• [Stated goal]:
Omit the images, then print each record below exactly as it reads.

================================

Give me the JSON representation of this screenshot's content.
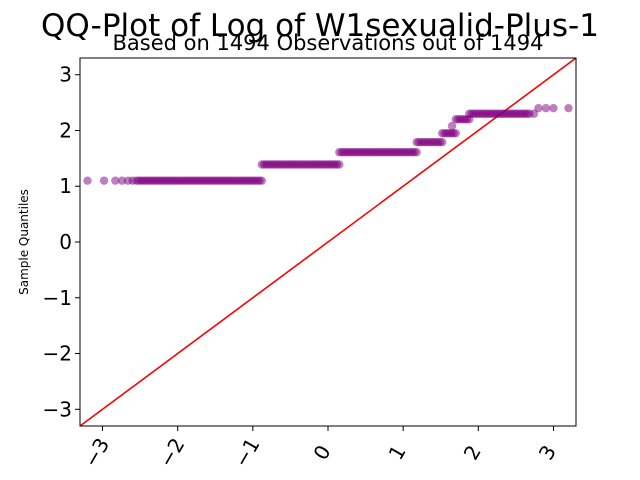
{
  "chart_data": {
    "type": "scatter",
    "title": "QQ-Plot of Log of W1sexualid-Plus-1",
    "subtitle": "Based on 1494 Observations out of 1494",
    "xlabel": "",
    "ylabel": "Sample Quantiles",
    "xlim": [
      -3.3,
      3.3
    ],
    "ylim": [
      -3.3,
      3.3
    ],
    "xticks": [
      -3,
      -2,
      -1,
      0,
      1,
      2,
      3
    ],
    "xtick_labels": [
      "−3",
      "−2",
      "−1",
      "0",
      "1",
      "2",
      "3"
    ],
    "yticks": [
      -3,
      -2,
      -1,
      0,
      1,
      2,
      3
    ],
    "ytick_labels": [
      "−3",
      "−2",
      "−1",
      "0",
      "1",
      "2",
      "3"
    ],
    "grid": false,
    "point_color": "#800080",
    "line_color": "#ff0000",
    "reference_line": {
      "x": [
        -3.3,
        3.3
      ],
      "y": [
        -3.3,
        3.3
      ]
    },
    "steps": [
      {
        "x_start": -2.55,
        "x_end": -0.88,
        "y": 1.1
      },
      {
        "x_start": -0.88,
        "x_end": 0.15,
        "y": 1.39
      },
      {
        "x_start": 0.15,
        "x_end": 1.18,
        "y": 1.61
      },
      {
        "x_start": 1.18,
        "x_end": 1.52,
        "y": 1.79
      },
      {
        "x_start": 1.52,
        "x_end": 1.7,
        "y": 1.95
      },
      {
        "x_start": 1.7,
        "x_end": 1.88,
        "y": 2.2
      },
      {
        "x_start": 1.88,
        "x_end": 2.65,
        "y": 2.3
      }
    ],
    "outliers": [
      {
        "x": -3.2,
        "y": 1.1
      },
      {
        "x": -2.98,
        "y": 1.1
      },
      {
        "x": -2.83,
        "y": 1.1
      },
      {
        "x": -2.74,
        "y": 1.1
      },
      {
        "x": -2.66,
        "y": 1.1
      },
      {
        "x": -2.6,
        "y": 1.1
      },
      {
        "x": 1.65,
        "y": 2.08
      },
      {
        "x": 2.68,
        "y": 2.3
      },
      {
        "x": 2.74,
        "y": 2.3
      },
      {
        "x": 2.8,
        "y": 2.4
      },
      {
        "x": 2.9,
        "y": 2.4
      },
      {
        "x": 3.0,
        "y": 2.4
      },
      {
        "x": 3.2,
        "y": 2.4
      }
    ]
  }
}
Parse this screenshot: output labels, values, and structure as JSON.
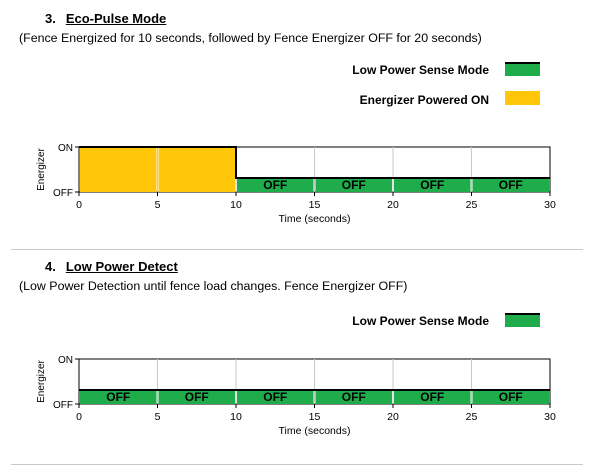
{
  "sections": [
    {
      "number": "3.",
      "title": "Eco-Pulse Mode",
      "subtitle": "(Fence Energized for 10 seconds, followed by Fence Energizer OFF for 20 seconds)",
      "legend": [
        {
          "label": "Low Power Sense Mode",
          "icon": "green-swatch",
          "color": "#1fad4b"
        },
        {
          "label": "Energizer Powered ON",
          "icon": "yellow-swatch",
          "color": "#ffc60a"
        }
      ],
      "chart_data": {
        "type": "timeline",
        "xlabel": "Time (seconds)",
        "ylabel": "Energizer",
        "xlim": [
          0,
          30
        ],
        "xticks": [
          0,
          5,
          10,
          15,
          20,
          25,
          30
        ],
        "y_levels": [
          "OFF",
          "ON"
        ],
        "segments": [
          {
            "start": 0,
            "end": 5,
            "state": "ON",
            "label": "",
            "color": "#ffc60a"
          },
          {
            "start": 5,
            "end": 10,
            "state": "ON",
            "label": "",
            "color": "#ffc60a"
          },
          {
            "start": 10,
            "end": 15,
            "state": "OFF",
            "label": "OFF",
            "color": "#1fad4b"
          },
          {
            "start": 15,
            "end": 20,
            "state": "OFF",
            "label": "OFF",
            "color": "#1fad4b"
          },
          {
            "start": 20,
            "end": 25,
            "state": "OFF",
            "label": "OFF",
            "color": "#1fad4b"
          },
          {
            "start": 25,
            "end": 30,
            "state": "OFF",
            "label": "OFF",
            "color": "#1fad4b"
          }
        ],
        "grid": true
      }
    },
    {
      "number": "4.",
      "title": "Low Power Detect",
      "subtitle": "(Low Power Detection until fence load changes. Fence Energizer OFF)",
      "legend": [
        {
          "label": "Low Power Sense Mode",
          "icon": "green-swatch",
          "color": "#1fad4b"
        }
      ],
      "chart_data": {
        "type": "timeline",
        "xlabel": "Time (seconds)",
        "ylabel": "Energizer",
        "xlim": [
          0,
          30
        ],
        "xticks": [
          0,
          5,
          10,
          15,
          20,
          25,
          30
        ],
        "y_levels": [
          "OFF",
          "ON"
        ],
        "segments": [
          {
            "start": 0,
            "end": 5,
            "state": "OFF",
            "label": "OFF",
            "color": "#1fad4b"
          },
          {
            "start": 5,
            "end": 10,
            "state": "OFF",
            "label": "OFF",
            "color": "#1fad4b"
          },
          {
            "start": 10,
            "end": 15,
            "state": "OFF",
            "label": "OFF",
            "color": "#1fad4b"
          },
          {
            "start": 15,
            "end": 20,
            "state": "OFF",
            "label": "OFF",
            "color": "#1fad4b"
          },
          {
            "start": 20,
            "end": 25,
            "state": "OFF",
            "label": "OFF",
            "color": "#1fad4b"
          },
          {
            "start": 25,
            "end": 30,
            "state": "OFF",
            "label": "OFF",
            "color": "#1fad4b"
          }
        ],
        "grid": true
      }
    }
  ]
}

================================

• [Completed task]:
Give me the JSON representation of this screenshot's content.
{
  "chart_data": {
    "type": "scatter",
    "title": "QQ-Plot of Log of W1sexualid-Plus-1",
    "subtitle": "Based on 1494 Observations out of 1494",
    "xlabel": "",
    "ylabel": "Sample Quantiles",
    "xlim": [
      -3.3,
      3.3
    ],
    "ylim": [
      -3.3,
      3.3
    ],
    "xticks": [
      -3,
      -2,
      -1,
      0,
      1,
      2,
      3
    ],
    "xtick_labels": [
      "−3",
      "−2",
      "−1",
      "0",
      "1",
      "2",
      "3"
    ],
    "yticks": [
      -3,
      -2,
      -1,
      0,
      1,
      2,
      3
    ],
    "ytick_labels": [
      "−3",
      "−2",
      "−1",
      "0",
      "1",
      "2",
      "3"
    ],
    "grid": false,
    "point_color": "#800080",
    "line_color": "#ff0000",
    "reference_line": {
      "x": [
        -3.3,
        3.3
      ],
      "y": [
        -3.3,
        3.3
      ]
    },
    "steps": [
      {
        "x_start": -2.55,
        "x_end": -0.88,
        "y": 1.1
      },
      {
        "x_start": -0.88,
        "x_end": 0.15,
        "y": 1.39
      },
      {
        "x_start": 0.15,
        "x_end": 1.18,
        "y": 1.61
      },
      {
        "x_start": 1.18,
        "x_end": 1.52,
        "y": 1.79
      },
      {
        "x_start": 1.52,
        "x_end": 1.7,
        "y": 1.95
      },
      {
        "x_start": 1.7,
        "x_end": 1.88,
        "y": 2.2
      },
      {
        "x_start": 1.88,
        "x_end": 2.65,
        "y": 2.3
      }
    ],
    "outliers": [
      {
        "x": -3.2,
        "y": 1.1
      },
      {
        "x": -2.98,
        "y": 1.1
      },
      {
        "x": -2.83,
        "y": 1.1
      },
      {
        "x": -2.74,
        "y": 1.1
      },
      {
        "x": -2.66,
        "y": 1.1
      },
      {
        "x": -2.6,
        "y": 1.1
      },
      {
        "x": 1.65,
        "y": 2.08
      },
      {
        "x": 2.68,
        "y": 2.3
      },
      {
        "x": 2.74,
        "y": 2.3
      },
      {
        "x": 2.8,
        "y": 2.4
      },
      {
        "x": 2.9,
        "y": 2.4
      },
      {
        "x": 3.0,
        "y": 2.4
      },
      {
        "x": 3.2,
        "y": 2.4
      }
    ]
  }
}
Parse this screenshot: output labels, values, and structure as JSON.
{
  "sections": [
    {
      "number": "3.",
      "title": "Eco-Pulse Mode",
      "subtitle": "(Fence Energized for 10 seconds, followed by Fence Energizer OFF for 20 seconds)",
      "legend": [
        {
          "label": "Low Power Sense Mode",
          "icon": "green-swatch",
          "color": "#1fad4b"
        },
        {
          "label": "Energizer Powered ON",
          "icon": "yellow-swatch",
          "color": "#ffc60a"
        }
      ],
      "chart_data": {
        "type": "timeline",
        "xlabel": "Time (seconds)",
        "ylabel": "Energizer",
        "xlim": [
          0,
          30
        ],
        "xticks": [
          0,
          5,
          10,
          15,
          20,
          25,
          30
        ],
        "y_levels": [
          "OFF",
          "ON"
        ],
        "segments": [
          {
            "start": 0,
            "end": 5,
            "state": "ON",
            "label": "",
            "color": "#ffc60a"
          },
          {
            "start": 5,
            "end": 10,
            "state": "ON",
            "label": "",
            "color": "#ffc60a"
          },
          {
            "start": 10,
            "end": 15,
            "state": "OFF",
            "label": "OFF",
            "color": "#1fad4b"
          },
          {
            "start": 15,
            "end": 20,
            "state": "OFF",
            "label": "OFF",
            "color": "#1fad4b"
          },
          {
            "start": 20,
            "end": 25,
            "state": "OFF",
            "label": "OFF",
            "color": "#1fad4b"
          },
          {
            "start": 25,
            "end": 30,
            "state": "OFF",
            "label": "OFF",
            "color": "#1fad4b"
          }
        ],
        "grid": true
      }
    },
    {
      "number": "4.",
      "title": "Low Power Detect",
      "subtitle": "(Low Power Detection until fence load changes. Fence Energizer OFF)",
      "legend": [
        {
          "label": "Low Power Sense Mode",
          "icon": "green-swatch",
          "color": "#1fad4b"
        }
      ],
      "chart_data": {
        "type": "timeline",
        "xlabel": "Time (seconds)",
        "ylabel": "Energizer",
        "xlim": [
          0,
          30
        ],
        "xticks": [
          0,
          5,
          10,
          15,
          20,
          25,
          30
        ],
        "y_levels": [
          "OFF",
          "ON"
        ],
        "segments": [
          {
            "start": 0,
            "end": 5,
            "state": "OFF",
            "label": "OFF",
            "color": "#1fad4b"
          },
          {
            "start": 5,
            "end": 10,
            "state": "OFF",
            "label": "OFF",
            "color": "#1fad4b"
          },
          {
            "start": 10,
            "end": 15,
            "state": "OFF",
            "label": "OFF",
            "color": "#1fad4b"
          },
          {
            "start": 15,
            "end": 20,
            "state": "OFF",
            "label": "OFF",
            "color": "#1fad4b"
          },
          {
            "start": 20,
            "end": 25,
            "state": "OFF",
            "label": "OFF",
            "color": "#1fad4b"
          },
          {
            "start": 25,
            "end": 30,
            "state": "OFF",
            "label": "OFF",
            "color": "#1fad4b"
          }
        ],
        "grid": true
      }
    }
  ]
}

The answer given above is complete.